→ **POKAZANY FRAGMENT**
....

# 05 - Spark SQL

Nauka Spark SQL - pisanie zapytań SQL na danych Spark.

**Tematy:**
- Tworzenie widoków tymczasowych (createOrReplaceTempView)
- Zapytania SQL: SELECT, WHERE, GROUP BY, HAVING
- Podzapytania (subqueries) i CTE (WITH)
- Funkcje okienkowe (window functions)
- UDF w SQL
- Łączenie DataFrame API z SQL

## 1. Setup

In [None]:
from pyspark.sql import SparkSession

spark = SparkSession.builder \
    .appName("05_Spark_SQL") \
    .master("spark://spark-master:7077") \
    .config("spark.jars.packages", "org.postgresql:postgresql:42.7.1") \
    .config("spark.driver.memory", "6g") \
    .config("spark.executor.memory", "7g") \
    .config("spark.driver.host", "recommender-jupyter") \
    .config("spark.driver.bindAddress", "0.0.0.0") \
    .getOrCreate()

....

→ **DOSTARCZONY MATERIAŁ**
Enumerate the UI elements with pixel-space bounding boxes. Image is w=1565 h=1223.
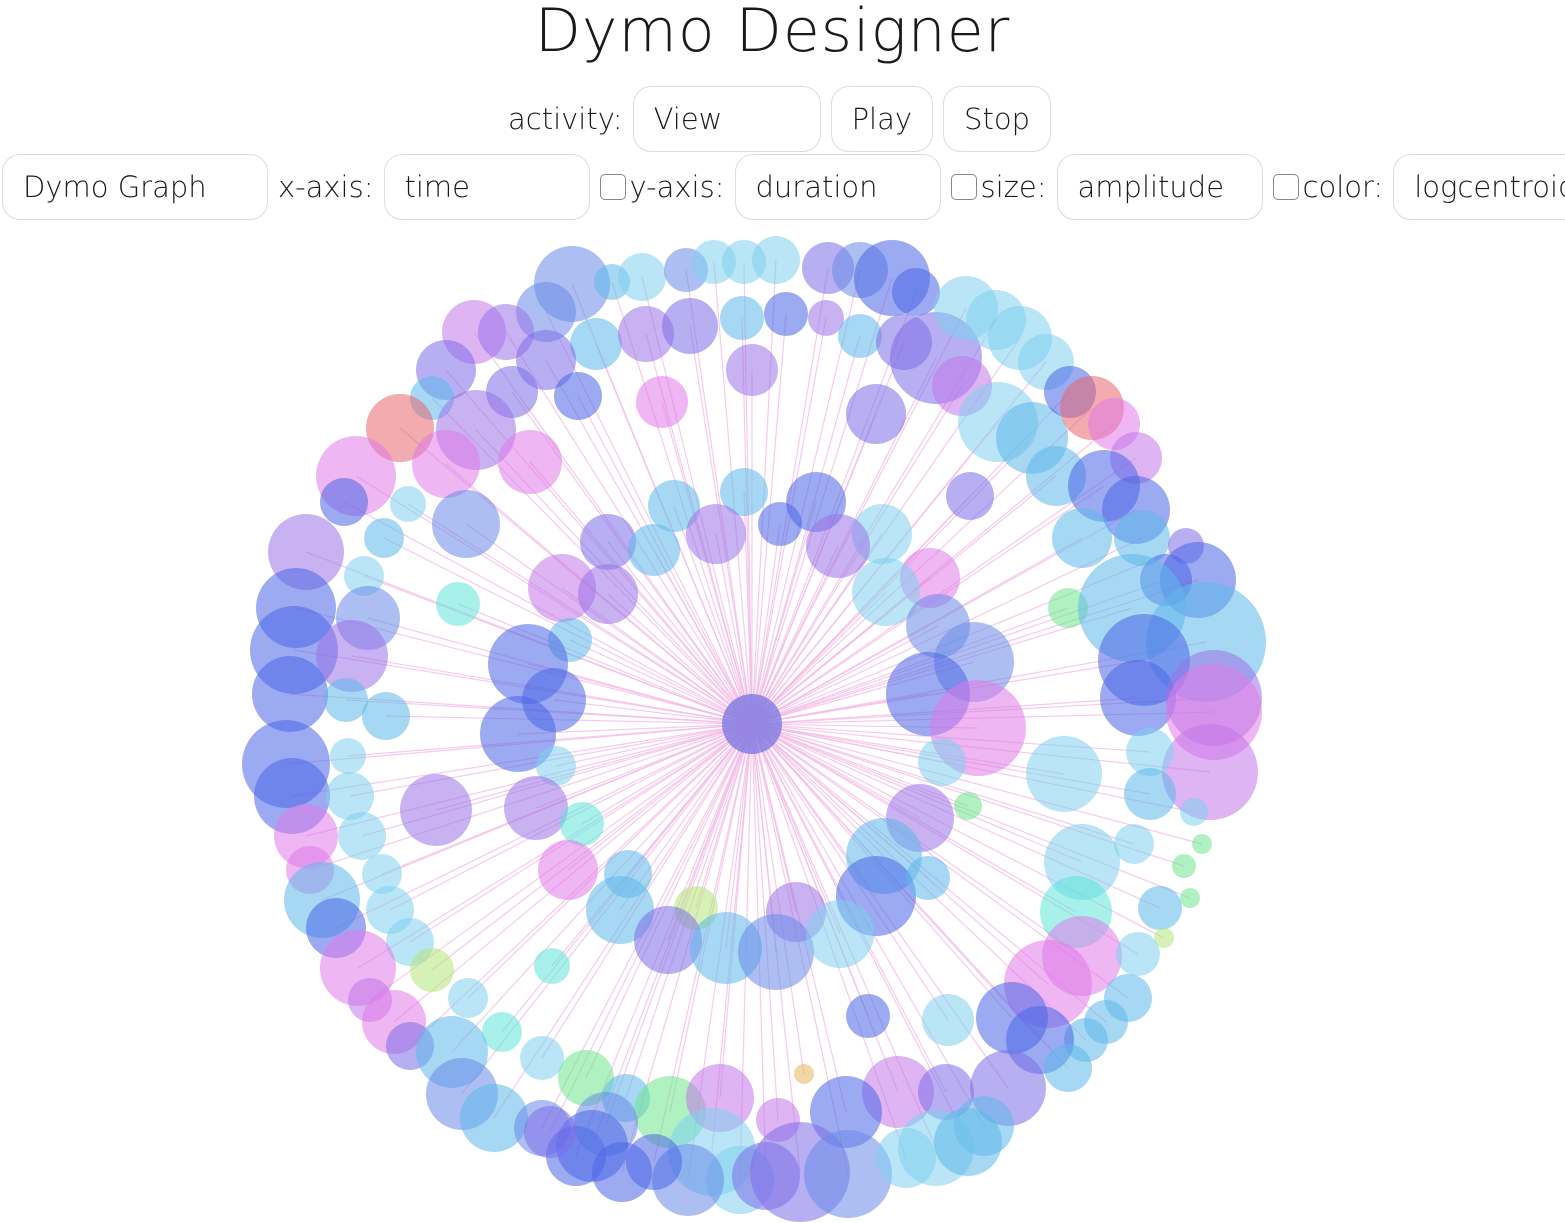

....

→ **ZADANIE**
Przepisz dokładnie część pokazanego fragmentu, zaczynając od miejsca ze słowami „# 05 - Spark”. Zakończ po słowach „i CTE (WITH)”.

→ **ROZWIĄZANIE ZADANIA**
# 05 - Spark SQL

Nauka Spark SQL - pisanie zapytań SQL na danych Spark.

**Tematy:**
- Tworzenie widoków tymczasowych (createOrReplaceTempView)
- Zapytania SQL: SELECT, WHERE, GROUP BY, HAVING
- Podzapytania (subqueries) i CTE (WITH)